▸ Фрагмент источника:

■ ■ ■ ■

В конечном счете каждое значение закрепляется общественным соглашением. Одной логикой нельзя объяснить, почему "стул" должно указывать на предмет мебели, поддерживающий человека в сидячем положении; единственным объяснением здесь может служить, что люди, говорящие на данном языке, согласились так называть этот предмет. Конечно, нельзя сказать, что соглашение достигается раз и навсегда. Язык постоянно в движении, старые слова исчезают, новые появляются, старые значения преобразуются в новые. Составители словарей могут затормозить, но не могут остановить этот процесс изменения. В отношении словарей, как и в отношении правительств, последнее слово принадлежит народу.

Если бы слова имели установленные употребления и только, вся проблема сводилась бы к тому, чтобы не отклоняться от этого употребления и следить за тем, чтобы оно изменялось с ростом наших знаний о мире. Но вдобавок к словарным значениям слова несут на себе печать различных ассоциаций; будто туманом обволакивая основное употребление, ассоциации могут иногда затмевать его собой и выдавать себя за него. В косном провинциальном сознании, например, слово "иностранец" совершенно утратило свое коренное значение под пеленой тягостных представлений о чем-то чуждом и опасном, так что это слово вызывает не образ человека, родившегося в другой стране, а образ носителя темных подрывных намерений. Прежде чем смеяться с чувством превосходства над этой ошибкой, нам стоило бы присмотреться, как мы сами относимся к выражению "иностранные измы". Буквальное его значение звучало бы как "теории, возникшие за границей и теперь имеющие хождение в нашей стране". Но "измы" – слово из словаря сатириков, почти сленг, и "иностранные" вызывает у нас все тот же безотчетный страх. Это выражение особенно нелепо в Америке, где трудно отыскать теорию, которая не была бы завезена извне. Пока мне приходит в голову только одна: теория Счастливых Охотничьих Просторов (Happy Hunting Ground), которую, видимо, сочинили индейцы и которая стараниями первых переселенцев обернулась ужасной действительностью.

■ ■ ■ ■

[Записи набора данных]
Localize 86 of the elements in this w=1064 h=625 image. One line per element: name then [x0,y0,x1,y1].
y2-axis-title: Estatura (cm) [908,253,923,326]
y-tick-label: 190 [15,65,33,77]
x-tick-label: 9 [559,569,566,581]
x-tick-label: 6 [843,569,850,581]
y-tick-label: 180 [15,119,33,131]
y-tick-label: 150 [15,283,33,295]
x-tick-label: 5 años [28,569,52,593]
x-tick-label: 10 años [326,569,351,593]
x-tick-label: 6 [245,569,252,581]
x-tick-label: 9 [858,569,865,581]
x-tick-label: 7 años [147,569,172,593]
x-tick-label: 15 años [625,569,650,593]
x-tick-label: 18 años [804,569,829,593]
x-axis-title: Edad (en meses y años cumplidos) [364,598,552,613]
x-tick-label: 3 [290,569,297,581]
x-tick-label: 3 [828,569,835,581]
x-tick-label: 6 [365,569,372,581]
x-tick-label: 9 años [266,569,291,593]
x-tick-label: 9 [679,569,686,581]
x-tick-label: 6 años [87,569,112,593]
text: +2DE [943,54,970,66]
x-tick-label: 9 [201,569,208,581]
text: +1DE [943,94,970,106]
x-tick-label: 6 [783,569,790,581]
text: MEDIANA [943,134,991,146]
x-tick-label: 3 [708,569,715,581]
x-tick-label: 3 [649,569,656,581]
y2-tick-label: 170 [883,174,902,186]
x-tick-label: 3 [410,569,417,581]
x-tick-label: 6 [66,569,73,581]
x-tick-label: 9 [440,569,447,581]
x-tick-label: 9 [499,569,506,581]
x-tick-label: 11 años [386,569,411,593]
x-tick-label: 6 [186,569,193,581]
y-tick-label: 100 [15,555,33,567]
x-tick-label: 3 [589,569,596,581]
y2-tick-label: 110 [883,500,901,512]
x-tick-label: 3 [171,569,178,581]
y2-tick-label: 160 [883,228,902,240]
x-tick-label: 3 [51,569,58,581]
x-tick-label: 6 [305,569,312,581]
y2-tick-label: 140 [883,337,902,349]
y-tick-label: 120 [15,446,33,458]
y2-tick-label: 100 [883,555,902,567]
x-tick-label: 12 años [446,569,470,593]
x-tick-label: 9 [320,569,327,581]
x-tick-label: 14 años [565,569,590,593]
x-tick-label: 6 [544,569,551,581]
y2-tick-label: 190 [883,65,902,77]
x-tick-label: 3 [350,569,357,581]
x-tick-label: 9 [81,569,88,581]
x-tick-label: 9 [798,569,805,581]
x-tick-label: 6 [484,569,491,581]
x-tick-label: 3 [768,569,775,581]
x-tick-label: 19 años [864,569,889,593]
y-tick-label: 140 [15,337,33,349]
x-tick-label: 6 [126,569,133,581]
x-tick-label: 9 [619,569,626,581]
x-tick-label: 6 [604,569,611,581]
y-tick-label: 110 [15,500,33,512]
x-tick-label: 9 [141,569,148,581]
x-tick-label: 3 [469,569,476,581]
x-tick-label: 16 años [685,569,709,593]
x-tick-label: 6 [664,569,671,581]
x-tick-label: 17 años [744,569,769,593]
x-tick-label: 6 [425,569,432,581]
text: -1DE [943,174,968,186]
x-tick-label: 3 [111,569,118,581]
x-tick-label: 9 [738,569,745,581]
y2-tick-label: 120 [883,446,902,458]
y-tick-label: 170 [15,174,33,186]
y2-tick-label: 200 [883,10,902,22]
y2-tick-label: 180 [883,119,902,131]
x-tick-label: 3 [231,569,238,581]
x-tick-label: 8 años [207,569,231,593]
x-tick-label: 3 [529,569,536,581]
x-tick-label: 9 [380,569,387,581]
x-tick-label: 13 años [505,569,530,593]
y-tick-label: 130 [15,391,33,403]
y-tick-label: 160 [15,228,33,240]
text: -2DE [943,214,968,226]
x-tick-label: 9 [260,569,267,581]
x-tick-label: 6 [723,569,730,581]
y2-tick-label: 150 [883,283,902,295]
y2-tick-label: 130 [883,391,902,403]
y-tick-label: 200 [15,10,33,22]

■ ■ ■ ■

▸ Поставленная задача 1:
Воспроизведите, пожалуйста, текст о значениях слов, начиная со слов «В конечном счете» и вниз до слов «слово принадлежит народу.» включительно.
▸ Поставленная задача 2:
Перепишите листинг с самого начала вниз до строки с «x-tick-label: 3 [828,569,835,581]» включительно, заменив «años» на «years» и не трогая ничего другого.
Текст и листинг взяты из разных источников.

▸ Ответ на задание 1:
В конечном счете каждое значение закрепляется общественным соглашением. Одной логикой нельзя объяснить, почему "стул" должно указывать на предмет мебели, поддерживающий человека в сидячем положении; единственным объяснением здесь может служить, что люди, говорящие на данном языке, согласились так называть этот предмет. Конечно, нельзя сказать, что соглашение достигается раз и навсегда. Язык постоянно в движении, старые слова исчезают, новые появляются, старые значения преобразуются в новые. Составители словарей могут затормозить, но не могут остановить этот процесс изменения. В отношении словарей, как и в отношении правительств, последнее слово принадлежит народу.

▸ Ответ на задание 2:
Localize 86 of the elements in this w=1064 h=625 image. One line per element: name then [x0,y0,x1,y1].
y2-axis-title: Estatura (cm) [908,253,923,326]
y-tick-label: 190 [15,65,33,77]
x-tick-label: 9 [559,569,566,581]
x-tick-label: 6 [843,569,850,581]
y-tick-label: 180 [15,119,33,131]
y-tick-label: 150 [15,283,33,295]
x-tick-label: 5 years [28,569,52,593]
x-tick-label: 10 years [326,569,351,593]
x-tick-label: 6 [245,569,252,581]
x-tick-label: 9 [858,569,865,581]
x-tick-label: 7 years [147,569,172,593]
x-tick-label: 15 years [625,569,650,593]
x-tick-label: 18 years [804,569,829,593]
x-axis-title: Edad (en meses y years cumplidos) [364,598,552,613]
x-tick-label: 3 [290,569,297,581]
x-tick-label: 3 [828,569,835,581]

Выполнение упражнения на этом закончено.